▶ [Given instruction]:
Identify the lines containing the word "JSON". Copy each one.

▶ [Records to use]:
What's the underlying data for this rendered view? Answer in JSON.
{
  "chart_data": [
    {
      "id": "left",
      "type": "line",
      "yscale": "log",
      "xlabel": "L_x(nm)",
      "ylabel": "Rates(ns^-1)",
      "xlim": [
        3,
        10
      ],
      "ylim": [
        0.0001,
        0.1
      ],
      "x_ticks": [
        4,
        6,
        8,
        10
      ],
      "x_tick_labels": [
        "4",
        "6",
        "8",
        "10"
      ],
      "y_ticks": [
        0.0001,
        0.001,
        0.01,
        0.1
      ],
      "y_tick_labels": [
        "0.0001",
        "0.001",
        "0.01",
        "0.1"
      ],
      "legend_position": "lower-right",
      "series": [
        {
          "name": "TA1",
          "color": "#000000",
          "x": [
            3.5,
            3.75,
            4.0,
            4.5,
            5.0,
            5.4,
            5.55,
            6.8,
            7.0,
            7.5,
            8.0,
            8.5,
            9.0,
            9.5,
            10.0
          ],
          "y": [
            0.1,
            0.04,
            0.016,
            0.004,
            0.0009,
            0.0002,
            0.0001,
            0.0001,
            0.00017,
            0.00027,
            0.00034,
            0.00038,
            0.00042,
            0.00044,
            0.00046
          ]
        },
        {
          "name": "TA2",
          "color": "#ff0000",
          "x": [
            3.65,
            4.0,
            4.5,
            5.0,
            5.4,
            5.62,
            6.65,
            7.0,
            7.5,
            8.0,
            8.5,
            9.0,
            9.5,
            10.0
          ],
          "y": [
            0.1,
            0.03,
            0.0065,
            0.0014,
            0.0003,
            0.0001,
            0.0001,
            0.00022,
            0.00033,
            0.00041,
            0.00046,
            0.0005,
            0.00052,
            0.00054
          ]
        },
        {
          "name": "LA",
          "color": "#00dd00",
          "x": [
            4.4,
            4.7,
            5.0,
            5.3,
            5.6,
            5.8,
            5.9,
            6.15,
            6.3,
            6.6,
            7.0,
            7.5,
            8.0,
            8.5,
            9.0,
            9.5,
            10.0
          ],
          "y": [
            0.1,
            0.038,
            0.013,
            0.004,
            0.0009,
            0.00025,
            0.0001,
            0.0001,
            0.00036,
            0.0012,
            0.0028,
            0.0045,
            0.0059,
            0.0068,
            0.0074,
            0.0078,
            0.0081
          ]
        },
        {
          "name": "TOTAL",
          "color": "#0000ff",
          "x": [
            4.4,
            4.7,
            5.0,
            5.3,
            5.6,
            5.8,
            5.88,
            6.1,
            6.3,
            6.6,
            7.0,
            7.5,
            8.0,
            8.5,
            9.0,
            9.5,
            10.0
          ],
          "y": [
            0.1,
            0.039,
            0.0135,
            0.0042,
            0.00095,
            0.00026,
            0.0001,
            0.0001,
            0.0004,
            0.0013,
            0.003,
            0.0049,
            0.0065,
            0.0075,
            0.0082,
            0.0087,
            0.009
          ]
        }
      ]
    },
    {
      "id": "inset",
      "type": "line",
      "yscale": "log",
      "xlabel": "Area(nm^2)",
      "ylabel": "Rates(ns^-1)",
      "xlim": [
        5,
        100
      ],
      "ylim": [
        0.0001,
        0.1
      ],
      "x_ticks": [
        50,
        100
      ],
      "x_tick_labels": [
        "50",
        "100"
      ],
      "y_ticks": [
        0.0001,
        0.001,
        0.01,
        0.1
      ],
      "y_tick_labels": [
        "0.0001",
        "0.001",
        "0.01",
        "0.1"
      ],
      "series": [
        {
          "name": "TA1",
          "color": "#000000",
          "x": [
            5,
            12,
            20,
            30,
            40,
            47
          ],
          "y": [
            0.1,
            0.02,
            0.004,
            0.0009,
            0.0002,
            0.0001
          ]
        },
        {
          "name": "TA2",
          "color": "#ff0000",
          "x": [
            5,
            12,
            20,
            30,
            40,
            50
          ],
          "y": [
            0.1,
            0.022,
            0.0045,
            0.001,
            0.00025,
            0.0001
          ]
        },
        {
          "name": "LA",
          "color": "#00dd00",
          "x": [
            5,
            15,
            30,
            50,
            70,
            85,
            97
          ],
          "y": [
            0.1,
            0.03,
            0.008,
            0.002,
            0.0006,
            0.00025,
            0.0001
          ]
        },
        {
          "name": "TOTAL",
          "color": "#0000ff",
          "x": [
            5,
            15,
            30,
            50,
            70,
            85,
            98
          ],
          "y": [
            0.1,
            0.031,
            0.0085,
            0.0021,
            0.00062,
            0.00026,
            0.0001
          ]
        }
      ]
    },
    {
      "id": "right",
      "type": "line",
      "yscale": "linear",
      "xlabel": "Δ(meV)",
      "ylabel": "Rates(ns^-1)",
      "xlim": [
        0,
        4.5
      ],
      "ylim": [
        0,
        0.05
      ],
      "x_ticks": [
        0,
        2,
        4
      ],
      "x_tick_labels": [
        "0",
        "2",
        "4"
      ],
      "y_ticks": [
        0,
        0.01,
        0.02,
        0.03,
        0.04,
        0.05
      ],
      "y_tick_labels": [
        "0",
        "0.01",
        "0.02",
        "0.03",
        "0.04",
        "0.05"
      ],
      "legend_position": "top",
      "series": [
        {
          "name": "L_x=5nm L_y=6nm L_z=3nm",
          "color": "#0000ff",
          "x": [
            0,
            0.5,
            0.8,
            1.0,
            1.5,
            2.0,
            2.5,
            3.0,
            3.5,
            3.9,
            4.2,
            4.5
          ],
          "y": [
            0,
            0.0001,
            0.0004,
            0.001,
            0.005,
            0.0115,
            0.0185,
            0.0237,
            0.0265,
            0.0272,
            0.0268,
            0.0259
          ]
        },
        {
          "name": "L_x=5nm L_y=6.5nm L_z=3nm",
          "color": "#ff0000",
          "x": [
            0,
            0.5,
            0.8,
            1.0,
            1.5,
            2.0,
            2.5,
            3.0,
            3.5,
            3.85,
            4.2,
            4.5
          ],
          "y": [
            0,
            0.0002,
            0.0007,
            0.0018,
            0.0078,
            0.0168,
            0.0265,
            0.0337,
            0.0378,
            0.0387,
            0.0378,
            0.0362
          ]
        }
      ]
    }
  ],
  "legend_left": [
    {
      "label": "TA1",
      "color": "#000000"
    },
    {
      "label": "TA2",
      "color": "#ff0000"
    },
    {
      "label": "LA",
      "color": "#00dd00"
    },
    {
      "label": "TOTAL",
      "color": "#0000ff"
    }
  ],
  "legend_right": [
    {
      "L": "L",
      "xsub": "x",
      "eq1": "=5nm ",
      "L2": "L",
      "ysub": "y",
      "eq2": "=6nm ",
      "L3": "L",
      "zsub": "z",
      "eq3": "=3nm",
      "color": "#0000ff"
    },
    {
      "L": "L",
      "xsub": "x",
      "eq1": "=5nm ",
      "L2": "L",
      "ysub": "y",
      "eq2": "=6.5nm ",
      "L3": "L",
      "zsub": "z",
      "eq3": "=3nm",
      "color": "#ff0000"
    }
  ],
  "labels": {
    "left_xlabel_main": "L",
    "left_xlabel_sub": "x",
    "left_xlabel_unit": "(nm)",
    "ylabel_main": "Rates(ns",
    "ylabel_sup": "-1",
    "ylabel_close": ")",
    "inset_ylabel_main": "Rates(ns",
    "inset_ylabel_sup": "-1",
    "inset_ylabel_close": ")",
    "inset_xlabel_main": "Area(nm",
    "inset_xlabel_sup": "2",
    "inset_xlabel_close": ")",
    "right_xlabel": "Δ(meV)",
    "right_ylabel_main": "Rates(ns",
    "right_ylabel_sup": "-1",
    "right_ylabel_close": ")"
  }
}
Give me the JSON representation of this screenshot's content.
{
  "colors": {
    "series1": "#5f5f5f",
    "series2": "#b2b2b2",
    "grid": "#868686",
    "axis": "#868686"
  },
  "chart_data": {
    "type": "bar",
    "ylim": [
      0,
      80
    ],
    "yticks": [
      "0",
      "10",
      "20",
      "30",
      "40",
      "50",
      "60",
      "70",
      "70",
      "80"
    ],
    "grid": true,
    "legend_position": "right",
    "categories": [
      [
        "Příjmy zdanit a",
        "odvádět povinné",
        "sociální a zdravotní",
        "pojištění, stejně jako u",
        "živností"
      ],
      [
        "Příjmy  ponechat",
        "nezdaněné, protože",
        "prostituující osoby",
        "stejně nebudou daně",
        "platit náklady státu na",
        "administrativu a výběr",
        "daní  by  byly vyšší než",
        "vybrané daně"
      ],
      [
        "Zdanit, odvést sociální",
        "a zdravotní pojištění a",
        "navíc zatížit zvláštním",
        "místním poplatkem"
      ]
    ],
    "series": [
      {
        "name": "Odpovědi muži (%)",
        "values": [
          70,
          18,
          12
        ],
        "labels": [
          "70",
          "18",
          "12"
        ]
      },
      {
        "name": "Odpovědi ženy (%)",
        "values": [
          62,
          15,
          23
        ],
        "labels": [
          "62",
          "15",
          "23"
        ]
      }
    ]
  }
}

▶ [Answer to this problem]:
What's the underlying data for this rendered view? Answer in JSON.
Give me the JSON representation of this screenshot's content.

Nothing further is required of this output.